TASK TO CARRY OUT ->
Pictures do not belong in the copy, so please give every entry below again exactly.

GIVEN RECORDS ->
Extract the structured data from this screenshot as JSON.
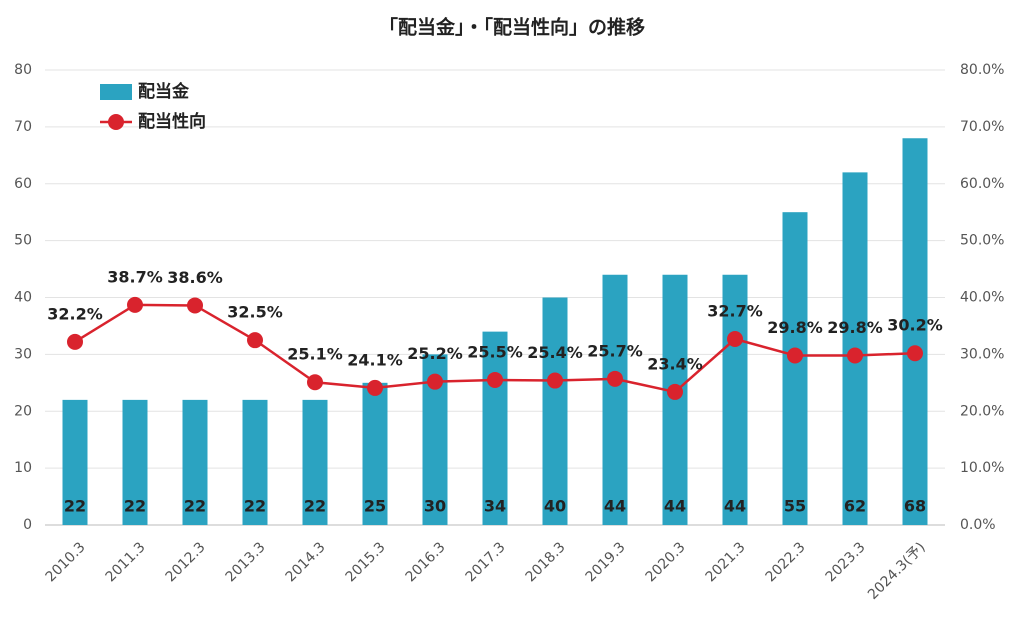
{
  "chart_data": {
    "type": "bar-line",
    "title": "「配当金」・「配当性向」の推移",
    "categories": [
      "2010.3",
      "2011.3",
      "2012.3",
      "2013.3",
      "2014.3",
      "2015.3",
      "2016.3",
      "2017.3",
      "2018.3",
      "2019.3",
      "2020.3",
      "2021.3",
      "2022.3",
      "2023.3",
      "2024.3(予)"
    ],
    "series": [
      {
        "name": "配当金",
        "type": "bar",
        "color": "#2ba3c1",
        "values": [
          22,
          22,
          22,
          22,
          22,
          25,
          30,
          34,
          40,
          44,
          44,
          44,
          55,
          62,
          68
        ]
      },
      {
        "name": "配当性向",
        "type": "line",
        "axis": "y2",
        "color": "#d9232d",
        "values": [
          32.2,
          38.7,
          38.6,
          32.5,
          25.1,
          24.1,
          25.2,
          25.5,
          25.4,
          25.7,
          23.4,
          32.7,
          29.8,
          29.8,
          30.2
        ],
        "value_labels": [
          "32.2%",
          "38.7%",
          "38.6%",
          "32.5%",
          "25.1%",
          "24.1%",
          "25.2%",
          "25.5%",
          "25.4%",
          "25.7%",
          "23.4%",
          "32.7%",
          "29.8%",
          "29.8%",
          "30.2%"
        ]
      }
    ],
    "ylim": [
      0,
      80
    ],
    "yticks": [
      0,
      10,
      20,
      30,
      40,
      50,
      60,
      70,
      80
    ],
    "y2lim": [
      0,
      80
    ],
    "y2ticks": [
      {
        "value": 0,
        "label": "0.0%"
      },
      {
        "value": 10,
        "label": "10.0%"
      },
      {
        "value": 20,
        "label": "20.0%"
      },
      {
        "value": 30,
        "label": "30.0%"
      },
      {
        "value": 40,
        "label": "40.0%"
      },
      {
        "value": 50,
        "label": "50.0%"
      },
      {
        "value": 60,
        "label": "60.0%"
      },
      {
        "value": 70,
        "label": "70.0%"
      },
      {
        "value": 80,
        "label": "80.0%"
      }
    ],
    "grid": true,
    "legend": "upper left"
  }
}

RESPONSE TO THIS TASK ->
Extract the structured data from this screenshot as JSON.
{
  "chart_data": {
    "type": "bar-line",
    "title": "「配当金」・「配当性向」の推移",
    "categories": [
      "2010.3",
      "2011.3",
      "2012.3",
      "2013.3",
      "2014.3",
      "2015.3",
      "2016.3",
      "2017.3",
      "2018.3",
      "2019.3",
      "2020.3",
      "2021.3",
      "2022.3",
      "2023.3",
      "2024.3(予)"
    ],
    "series": [
      {
        "name": "配当金",
        "type": "bar",
        "color": "#2ba3c1",
        "values": [
          22,
          22,
          22,
          22,
          22,
          25,
          30,
          34,
          40,
          44,
          44,
          44,
          55,
          62,
          68
        ]
      },
      {
        "name": "配当性向",
        "type": "line",
        "axis": "y2",
        "color": "#d9232d",
        "values": [
          32.2,
          38.7,
          38.6,
          32.5,
          25.1,
          24.1,
          25.2,
          25.5,
          25.4,
          25.7,
          23.4,
          32.7,
          29.8,
          29.8,
          30.2
        ],
        "value_labels": [
          "32.2%",
          "38.7%",
          "38.6%",
          "32.5%",
          "25.1%",
          "24.1%",
          "25.2%",
          "25.5%",
          "25.4%",
          "25.7%",
          "23.4%",
          "32.7%",
          "29.8%",
          "29.8%",
          "30.2%"
        ]
      }
    ],
    "ylim": [
      0,
      80
    ],
    "yticks": [
      0,
      10,
      20,
      30,
      40,
      50,
      60,
      70,
      80
    ],
    "y2lim": [
      0,
      80
    ],
    "y2ticks": [
      {
        "value": 0,
        "label": "0.0%"
      },
      {
        "value": 10,
        "label": "10.0%"
      },
      {
        "value": 20,
        "label": "20.0%"
      },
      {
        "value": 30,
        "label": "30.0%"
      },
      {
        "value": 40,
        "label": "40.0%"
      },
      {
        "value": 50,
        "label": "50.0%"
      },
      {
        "value": 60,
        "label": "60.0%"
      },
      {
        "value": 70,
        "label": "70.0%"
      },
      {
        "value": 80,
        "label": "80.0%"
      }
    ],
    "grid": true,
    "legend": "upper left"
  }
}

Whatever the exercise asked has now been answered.